Exercise prompt :: Output all of the records exactly as written.

(Structured figure records)
==================================================
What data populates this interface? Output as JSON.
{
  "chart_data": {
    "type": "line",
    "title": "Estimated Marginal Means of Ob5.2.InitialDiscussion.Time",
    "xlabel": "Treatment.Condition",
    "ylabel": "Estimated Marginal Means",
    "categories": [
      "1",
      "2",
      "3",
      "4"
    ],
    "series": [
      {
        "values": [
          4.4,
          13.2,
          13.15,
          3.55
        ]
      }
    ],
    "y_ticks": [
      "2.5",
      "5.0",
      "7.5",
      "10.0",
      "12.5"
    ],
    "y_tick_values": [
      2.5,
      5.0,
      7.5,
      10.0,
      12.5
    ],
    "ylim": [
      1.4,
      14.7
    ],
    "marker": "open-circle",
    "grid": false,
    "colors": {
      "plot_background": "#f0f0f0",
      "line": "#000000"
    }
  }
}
==================================================
Solution ::
What data populates this interface? Output as JSON.
{
  "chart_data": {
    "type": "line",
    "title": "Estimated Marginal Means of Ob5.2.InitialDiscussion.Time",
    "xlabel": "Treatment.Condition",
    "ylabel": "Estimated Marginal Means",
    "categories": [
      "1",
      "2",
      "3",
      "4"
    ],
    "series": [
      {
        "values": [
          4.4,
          13.2,
          13.15,
          3.55
        ]
      }
    ],
    "y_ticks": [
      "2.5",
      "5.0",
      "7.5",
      "10.0",
      "12.5"
    ],
    "y_tick_values": [
      2.5,
      5.0,
      7.5,
      10.0,
      12.5
    ],
    "ylim": [
      1.4,
      14.7
    ],
    "marker": "open-circle",
    "grid": false,
    "colors": {
      "plot_background": "#f0f0f0",
      "line": "#000000"
    }
  }
}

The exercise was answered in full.